Task prompt: Reply with nothing except the number of lines that contain the word "message".

Data in this exercise:
------------------------------------------------
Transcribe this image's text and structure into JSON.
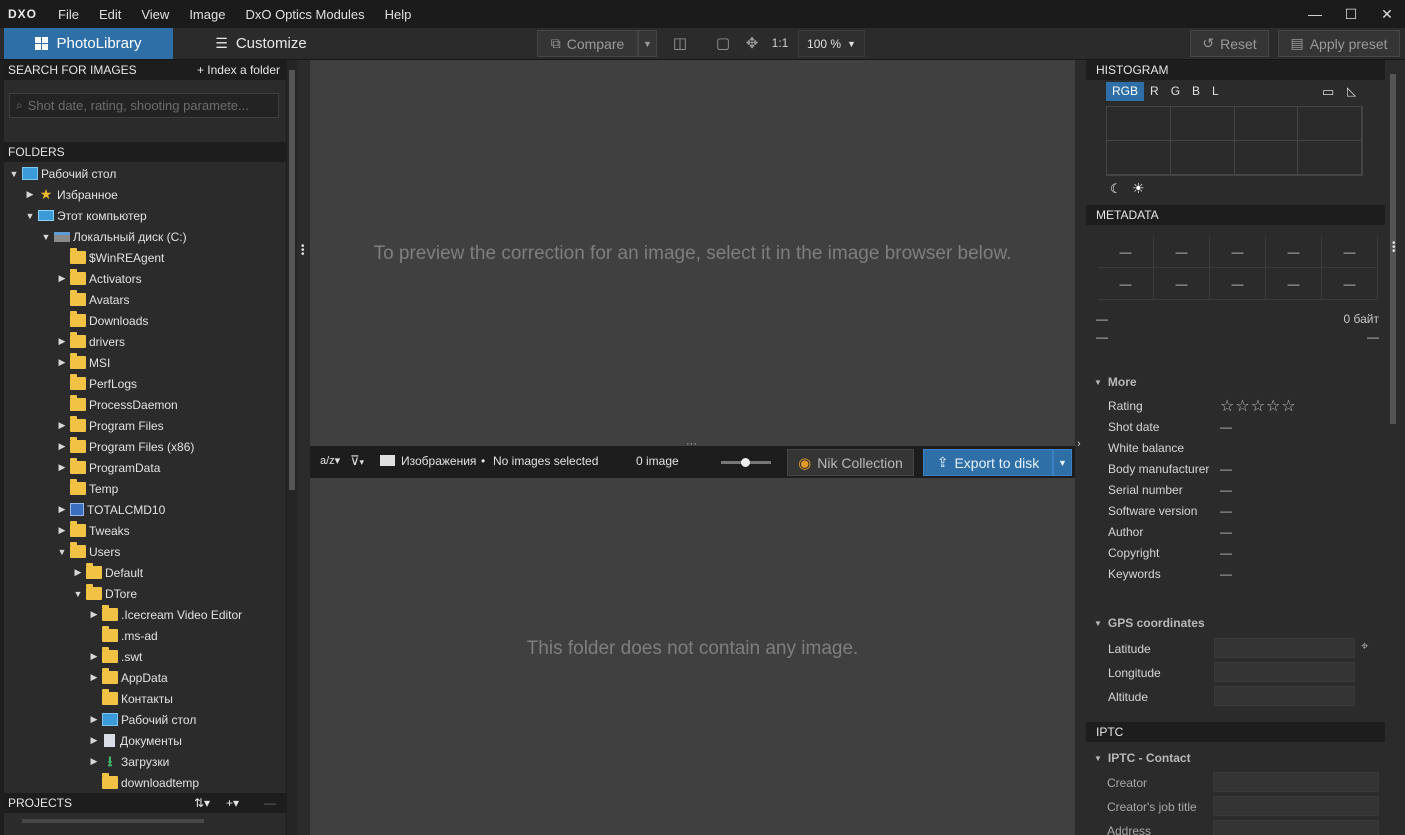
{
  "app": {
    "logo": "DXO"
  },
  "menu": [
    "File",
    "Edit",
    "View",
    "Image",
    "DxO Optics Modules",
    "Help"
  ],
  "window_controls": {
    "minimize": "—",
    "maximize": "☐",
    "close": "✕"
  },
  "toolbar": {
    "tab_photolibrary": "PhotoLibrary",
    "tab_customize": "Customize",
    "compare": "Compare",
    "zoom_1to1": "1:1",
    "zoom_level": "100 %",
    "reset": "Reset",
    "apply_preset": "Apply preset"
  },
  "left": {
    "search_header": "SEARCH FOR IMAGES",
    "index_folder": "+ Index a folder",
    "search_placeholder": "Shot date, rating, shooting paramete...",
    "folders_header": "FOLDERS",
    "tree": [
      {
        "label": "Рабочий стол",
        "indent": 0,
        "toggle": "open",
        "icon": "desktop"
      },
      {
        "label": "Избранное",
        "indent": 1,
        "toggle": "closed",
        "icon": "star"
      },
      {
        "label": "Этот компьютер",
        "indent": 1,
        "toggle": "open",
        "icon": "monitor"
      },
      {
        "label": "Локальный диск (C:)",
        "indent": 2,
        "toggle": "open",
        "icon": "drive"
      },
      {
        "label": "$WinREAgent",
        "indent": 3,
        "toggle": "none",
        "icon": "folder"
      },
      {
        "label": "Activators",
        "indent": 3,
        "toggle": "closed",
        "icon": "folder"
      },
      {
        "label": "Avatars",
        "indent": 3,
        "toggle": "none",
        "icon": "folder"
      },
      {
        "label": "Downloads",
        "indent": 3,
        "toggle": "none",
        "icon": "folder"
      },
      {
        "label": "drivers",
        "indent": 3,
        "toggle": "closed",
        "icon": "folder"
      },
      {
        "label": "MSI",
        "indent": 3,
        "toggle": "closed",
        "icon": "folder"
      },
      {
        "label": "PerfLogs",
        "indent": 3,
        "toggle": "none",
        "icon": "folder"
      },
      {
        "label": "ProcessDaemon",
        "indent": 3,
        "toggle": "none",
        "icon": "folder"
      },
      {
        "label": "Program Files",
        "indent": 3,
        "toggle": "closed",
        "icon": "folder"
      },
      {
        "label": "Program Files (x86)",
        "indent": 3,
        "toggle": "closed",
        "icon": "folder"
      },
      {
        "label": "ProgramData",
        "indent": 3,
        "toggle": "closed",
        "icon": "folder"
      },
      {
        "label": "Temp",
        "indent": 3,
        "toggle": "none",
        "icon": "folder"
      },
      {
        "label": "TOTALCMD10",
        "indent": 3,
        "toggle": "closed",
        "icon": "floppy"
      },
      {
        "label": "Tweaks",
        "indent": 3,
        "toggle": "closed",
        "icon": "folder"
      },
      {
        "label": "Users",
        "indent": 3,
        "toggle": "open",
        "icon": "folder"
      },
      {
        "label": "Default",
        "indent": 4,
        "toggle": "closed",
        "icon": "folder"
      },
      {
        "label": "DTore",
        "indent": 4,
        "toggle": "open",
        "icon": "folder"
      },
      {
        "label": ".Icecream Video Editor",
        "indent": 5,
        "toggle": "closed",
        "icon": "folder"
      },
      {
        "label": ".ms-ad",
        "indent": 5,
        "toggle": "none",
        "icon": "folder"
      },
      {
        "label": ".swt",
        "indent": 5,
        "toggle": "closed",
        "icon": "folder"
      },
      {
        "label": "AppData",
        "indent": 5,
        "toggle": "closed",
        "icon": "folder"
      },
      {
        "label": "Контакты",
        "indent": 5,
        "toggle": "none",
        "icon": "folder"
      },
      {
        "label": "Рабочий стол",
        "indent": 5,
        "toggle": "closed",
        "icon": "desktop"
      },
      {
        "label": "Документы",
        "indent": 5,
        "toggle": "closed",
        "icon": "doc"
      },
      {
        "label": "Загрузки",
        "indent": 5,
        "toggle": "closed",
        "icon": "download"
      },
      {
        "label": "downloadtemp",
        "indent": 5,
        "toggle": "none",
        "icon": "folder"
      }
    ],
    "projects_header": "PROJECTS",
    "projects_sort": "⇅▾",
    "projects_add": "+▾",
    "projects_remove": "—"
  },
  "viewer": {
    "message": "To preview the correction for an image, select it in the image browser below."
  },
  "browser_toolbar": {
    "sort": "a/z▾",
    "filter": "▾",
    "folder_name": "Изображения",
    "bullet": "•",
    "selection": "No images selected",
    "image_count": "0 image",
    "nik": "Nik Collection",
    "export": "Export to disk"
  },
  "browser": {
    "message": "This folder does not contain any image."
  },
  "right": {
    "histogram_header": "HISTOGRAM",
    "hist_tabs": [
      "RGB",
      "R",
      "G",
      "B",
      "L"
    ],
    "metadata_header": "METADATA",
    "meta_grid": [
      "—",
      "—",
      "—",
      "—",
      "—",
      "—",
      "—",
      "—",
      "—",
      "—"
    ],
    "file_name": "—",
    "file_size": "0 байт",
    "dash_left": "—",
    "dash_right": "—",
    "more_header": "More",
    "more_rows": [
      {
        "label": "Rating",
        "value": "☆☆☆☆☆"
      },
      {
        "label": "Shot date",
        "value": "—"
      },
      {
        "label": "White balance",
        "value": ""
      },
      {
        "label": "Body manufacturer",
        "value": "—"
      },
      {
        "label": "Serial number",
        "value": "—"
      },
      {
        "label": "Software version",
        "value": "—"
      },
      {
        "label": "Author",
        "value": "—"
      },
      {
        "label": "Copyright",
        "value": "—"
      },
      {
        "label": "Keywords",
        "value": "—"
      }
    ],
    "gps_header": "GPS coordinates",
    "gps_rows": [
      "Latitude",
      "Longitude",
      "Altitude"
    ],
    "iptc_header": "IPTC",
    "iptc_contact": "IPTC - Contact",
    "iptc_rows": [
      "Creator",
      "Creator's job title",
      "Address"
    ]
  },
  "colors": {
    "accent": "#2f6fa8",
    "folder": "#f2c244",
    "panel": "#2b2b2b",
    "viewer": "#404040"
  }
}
------------------------------------------------
Task solution: 2